** Start DATA FOR THIS EXERCISE **
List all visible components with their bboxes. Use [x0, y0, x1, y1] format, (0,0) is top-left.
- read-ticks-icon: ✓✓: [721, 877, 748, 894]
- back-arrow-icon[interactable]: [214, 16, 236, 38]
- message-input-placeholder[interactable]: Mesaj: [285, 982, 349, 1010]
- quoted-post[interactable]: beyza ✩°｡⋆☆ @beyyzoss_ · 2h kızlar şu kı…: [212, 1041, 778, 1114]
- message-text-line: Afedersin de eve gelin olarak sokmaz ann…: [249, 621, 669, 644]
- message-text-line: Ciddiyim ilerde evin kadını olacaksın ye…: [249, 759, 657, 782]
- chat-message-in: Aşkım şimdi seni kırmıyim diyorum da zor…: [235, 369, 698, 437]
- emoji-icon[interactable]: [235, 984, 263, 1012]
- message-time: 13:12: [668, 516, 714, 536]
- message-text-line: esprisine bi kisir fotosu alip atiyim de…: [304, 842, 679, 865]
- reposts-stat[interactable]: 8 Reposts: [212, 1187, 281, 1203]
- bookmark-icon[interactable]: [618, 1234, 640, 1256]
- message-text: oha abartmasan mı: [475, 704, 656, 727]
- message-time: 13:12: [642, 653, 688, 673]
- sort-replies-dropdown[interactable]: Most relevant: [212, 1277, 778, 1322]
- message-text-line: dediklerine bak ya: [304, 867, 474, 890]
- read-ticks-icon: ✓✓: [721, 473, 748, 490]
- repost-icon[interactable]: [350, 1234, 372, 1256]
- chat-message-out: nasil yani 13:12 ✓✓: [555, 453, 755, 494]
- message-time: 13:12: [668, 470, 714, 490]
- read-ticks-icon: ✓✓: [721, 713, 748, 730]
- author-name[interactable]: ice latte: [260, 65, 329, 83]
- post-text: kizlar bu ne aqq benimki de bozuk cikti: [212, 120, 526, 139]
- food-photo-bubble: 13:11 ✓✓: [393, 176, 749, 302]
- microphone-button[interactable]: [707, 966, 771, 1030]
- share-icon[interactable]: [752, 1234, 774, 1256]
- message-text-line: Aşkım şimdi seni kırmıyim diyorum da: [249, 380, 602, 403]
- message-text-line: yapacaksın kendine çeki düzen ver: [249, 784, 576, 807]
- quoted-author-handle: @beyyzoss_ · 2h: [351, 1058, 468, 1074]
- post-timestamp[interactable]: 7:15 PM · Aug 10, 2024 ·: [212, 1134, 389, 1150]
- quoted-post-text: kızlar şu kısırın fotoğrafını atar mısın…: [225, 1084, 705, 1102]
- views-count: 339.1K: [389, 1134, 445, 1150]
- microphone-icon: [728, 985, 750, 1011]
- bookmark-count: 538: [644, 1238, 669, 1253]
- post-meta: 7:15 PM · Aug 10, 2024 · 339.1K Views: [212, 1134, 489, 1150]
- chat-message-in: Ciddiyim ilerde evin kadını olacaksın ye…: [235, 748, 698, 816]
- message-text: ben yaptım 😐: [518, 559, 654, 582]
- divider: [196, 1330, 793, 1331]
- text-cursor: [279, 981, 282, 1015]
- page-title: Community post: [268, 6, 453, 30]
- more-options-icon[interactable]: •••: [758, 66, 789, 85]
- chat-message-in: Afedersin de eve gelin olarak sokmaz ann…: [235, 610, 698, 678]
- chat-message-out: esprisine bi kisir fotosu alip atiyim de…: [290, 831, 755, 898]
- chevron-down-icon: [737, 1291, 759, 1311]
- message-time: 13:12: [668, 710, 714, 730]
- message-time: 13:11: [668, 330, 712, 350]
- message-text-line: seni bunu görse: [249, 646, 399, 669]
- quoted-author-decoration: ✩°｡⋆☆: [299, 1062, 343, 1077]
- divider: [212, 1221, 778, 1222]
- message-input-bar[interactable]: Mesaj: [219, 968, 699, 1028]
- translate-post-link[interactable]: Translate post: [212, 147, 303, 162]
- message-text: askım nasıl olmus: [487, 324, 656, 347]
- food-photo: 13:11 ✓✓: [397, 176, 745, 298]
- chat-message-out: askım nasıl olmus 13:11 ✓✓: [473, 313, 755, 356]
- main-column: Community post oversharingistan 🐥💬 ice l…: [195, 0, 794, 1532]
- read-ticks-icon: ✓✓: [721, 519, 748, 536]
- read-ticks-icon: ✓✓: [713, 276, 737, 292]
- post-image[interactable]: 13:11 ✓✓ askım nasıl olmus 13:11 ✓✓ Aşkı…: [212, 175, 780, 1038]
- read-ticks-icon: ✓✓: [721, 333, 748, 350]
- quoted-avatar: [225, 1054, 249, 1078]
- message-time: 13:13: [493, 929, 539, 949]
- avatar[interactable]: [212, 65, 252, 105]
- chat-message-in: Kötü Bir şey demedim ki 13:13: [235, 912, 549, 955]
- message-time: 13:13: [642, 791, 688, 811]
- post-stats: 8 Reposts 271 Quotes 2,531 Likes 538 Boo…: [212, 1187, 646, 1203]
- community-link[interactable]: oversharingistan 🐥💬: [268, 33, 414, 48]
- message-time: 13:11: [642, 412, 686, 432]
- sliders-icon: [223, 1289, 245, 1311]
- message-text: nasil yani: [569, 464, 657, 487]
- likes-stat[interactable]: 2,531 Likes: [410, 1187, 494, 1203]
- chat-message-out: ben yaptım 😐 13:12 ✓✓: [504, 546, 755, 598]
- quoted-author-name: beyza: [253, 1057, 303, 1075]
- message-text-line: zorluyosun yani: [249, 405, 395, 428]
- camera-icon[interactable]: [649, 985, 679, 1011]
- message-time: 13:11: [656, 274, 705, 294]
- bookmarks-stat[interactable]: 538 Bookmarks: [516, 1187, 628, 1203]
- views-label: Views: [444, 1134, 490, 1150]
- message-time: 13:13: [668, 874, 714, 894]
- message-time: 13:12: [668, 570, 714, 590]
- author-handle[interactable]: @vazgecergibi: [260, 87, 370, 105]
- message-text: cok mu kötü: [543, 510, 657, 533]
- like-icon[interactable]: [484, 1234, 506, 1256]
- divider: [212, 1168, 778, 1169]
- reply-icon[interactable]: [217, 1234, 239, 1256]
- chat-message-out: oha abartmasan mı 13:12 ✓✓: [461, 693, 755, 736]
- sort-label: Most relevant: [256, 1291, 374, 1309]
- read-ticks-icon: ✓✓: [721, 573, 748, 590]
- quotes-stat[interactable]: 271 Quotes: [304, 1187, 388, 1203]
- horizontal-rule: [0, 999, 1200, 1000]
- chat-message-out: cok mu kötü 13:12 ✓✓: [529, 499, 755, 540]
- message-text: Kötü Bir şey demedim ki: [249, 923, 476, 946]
** End DATA FOR THIS EXERCISE **
WHAT THIS TASK INVOLVES
Output every line of the records above word for word.

ANSWER BELOW
List all visible components with their bboxes. Use [x0, y0, x1, y1] format, (0,0) is top-left.
- read-ticks-icon: ✓✓: [721, 877, 748, 894]
- back-arrow-icon[interactable]: [214, 16, 236, 38]
- message-input-placeholder[interactable]: Mesaj: [285, 982, 349, 1010]
- quoted-post[interactable]: beyza ✩°｡⋆☆ @beyyzoss_ · 2h kızlar şu kı…: [212, 1041, 778, 1114]
- message-text-line: Afedersin de eve gelin olarak sokmaz ann…: [249, 621, 669, 644]
- message-text-line: Ciddiyim ilerde evin kadını olacaksın ye…: [249, 759, 657, 782]
- chat-message-in: Aşkım şimdi seni kırmıyim diyorum da zor…: [235, 369, 698, 437]
- emoji-icon[interactable]: [235, 984, 263, 1012]
- message-time: 13:12: [668, 516, 714, 536]
- message-text-line: esprisine bi kisir fotosu alip atiyim de…: [304, 842, 679, 865]
- reposts-stat[interactable]: 8 Reposts: [212, 1187, 281, 1203]
- bookmark-icon[interactable]: [618, 1234, 640, 1256]
- message-text: oha abartmasan mı: [475, 704, 656, 727]
- message-time: 13:12: [642, 653, 688, 673]
- sort-replies-dropdown[interactable]: Most relevant: [212, 1277, 778, 1322]
- message-text-line: dediklerine bak ya: [304, 867, 474, 890]
- read-ticks-icon: ✓✓: [721, 473, 748, 490]
- repost-icon[interactable]: [350, 1234, 372, 1256]
- chat-message-out: nasil yani 13:12 ✓✓: [555, 453, 755, 494]
- message-time: 13:12: [668, 470, 714, 490]
- read-ticks-icon: ✓✓: [721, 713, 748, 730]
- author-name[interactable]: ice latte: [260, 65, 329, 83]
- post-text: kizlar bu ne aqq benimki de bozuk cikti: [212, 120, 526, 139]
- food-photo-bubble: 13:11 ✓✓: [393, 176, 749, 302]
- microphone-button[interactable]: [707, 966, 771, 1030]
- share-icon[interactable]: [752, 1234, 774, 1256]
- message-text-line: Aşkım şimdi seni kırmıyim diyorum da: [249, 380, 602, 403]
- message-text-line: yapacaksın kendine çeki düzen ver: [249, 784, 576, 807]
- quoted-author-handle: @beyyzoss_ · 2h: [351, 1058, 468, 1074]
- post-timestamp[interactable]: 7:15 PM · Aug 10, 2024 ·: [212, 1134, 389, 1150]
- quoted-post-text: kızlar şu kısırın fotoğrafını atar mısın…: [225, 1084, 705, 1102]
- views-count: 339.1K: [389, 1134, 445, 1150]
- microphone-icon: [728, 985, 750, 1011]
- bookmark-count: 538: [644, 1238, 669, 1253]
- post-meta: 7:15 PM · Aug 10, 2024 · 339.1K Views: [212, 1134, 489, 1150]
- chat-message-in: Ciddiyim ilerde evin kadını olacaksın ye…: [235, 748, 698, 816]
- message-text: ben yaptım 😐: [518, 559, 654, 582]
- divider: [196, 1330, 793, 1331]
- text-cursor: [279, 981, 282, 1015]
- page-title: Community post: [268, 6, 453, 30]
- more-options-icon[interactable]: •••: [758, 66, 789, 85]
- chat-message-in: Afedersin de eve gelin olarak sokmaz ann…: [235, 610, 698, 678]
- chat-message-out: esprisine bi kisir fotosu alip atiyim de…: [290, 831, 755, 898]
- chevron-down-icon: [737, 1291, 759, 1311]
- message-time: 13:12: [668, 710, 714, 730]
- message-time: 13:11: [668, 330, 712, 350]
- message-text-line: seni bunu görse: [249, 646, 399, 669]
- quoted-author-decoration: ✩°｡⋆☆: [299, 1062, 343, 1077]
- divider: [212, 1221, 778, 1222]
- message-input-bar[interactable]: Mesaj: [219, 968, 699, 1028]
- translate-post-link[interactable]: Translate post: [212, 147, 303, 162]
- message-text: askım nasıl olmus: [487, 324, 656, 347]
- food-photo: 13:11 ✓✓: [397, 176, 745, 298]
- chat-message-out: askım nasıl olmus 13:11 ✓✓: [473, 313, 755, 356]
- main-column: Community post oversharingistan 🐥💬 ice l…: [195, 0, 794, 1532]
- read-ticks-icon: ✓✓: [721, 519, 748, 536]
- read-ticks-icon: ✓✓: [713, 276, 737, 292]
- post-image[interactable]: 13:11 ✓✓ askım nasıl olmus 13:11 ✓✓ Aşkı…: [212, 175, 780, 1038]
- read-ticks-icon: ✓✓: [721, 333, 748, 350]
- quoted-avatar: [225, 1054, 249, 1078]
- message-time: 13:13: [493, 929, 539, 949]
- avatar[interactable]: [212, 65, 252, 105]
- chat-message-in: Kötü Bir şey demedim ki 13:13: [235, 912, 549, 955]
- message-time: 13:13: [642, 791, 688, 811]
- post-stats: 8 Reposts 271 Quotes 2,531 Likes 538 Boo…: [212, 1187, 646, 1203]
- community-link[interactable]: oversharingistan 🐥💬: [268, 33, 414, 48]
- message-time: 13:11: [642, 412, 686, 432]
- sliders-icon: [223, 1289, 245, 1311]
- message-text: nasil yani: [569, 464, 657, 487]
- likes-stat[interactable]: 2,531 Likes: [410, 1187, 494, 1203]
- chat-message-out: ben yaptım 😐 13:12 ✓✓: [504, 546, 755, 598]
- quoted-author-name: beyza: [253, 1057, 303, 1075]
- message-text-line: zorluyosun yani: [249, 405, 395, 428]
- camera-icon[interactable]: [649, 985, 679, 1011]
- message-time: 13:11: [656, 274, 705, 294]
- bookmarks-stat[interactable]: 538 Bookmarks: [516, 1187, 628, 1203]
- views-label: Views: [444, 1134, 490, 1150]
- message-time: 13:13: [668, 874, 714, 894]
- message-time: 13:12: [668, 570, 714, 590]
- author-handle[interactable]: @vazgecergibi: [260, 87, 370, 105]
- message-text: cok mu kötü: [543, 510, 657, 533]
- like-icon[interactable]: [484, 1234, 506, 1256]
- divider: [212, 1168, 778, 1169]
- reply-icon[interactable]: [217, 1234, 239, 1256]
- chat-message-out: oha abartmasan mı 13:12 ✓✓: [461, 693, 755, 736]
- sort-label: Most relevant: [256, 1291, 374, 1309]
- read-ticks-icon: ✓✓: [721, 573, 748, 590]
- quotes-stat[interactable]: 271 Quotes: [304, 1187, 388, 1203]
- horizontal-rule: [0, 999, 1200, 1000]
- chat-message-out: cok mu kötü 13:12 ✓✓: [529, 499, 755, 540]
- message-text: Kötü Bir şey demedim ki: [249, 923, 476, 946]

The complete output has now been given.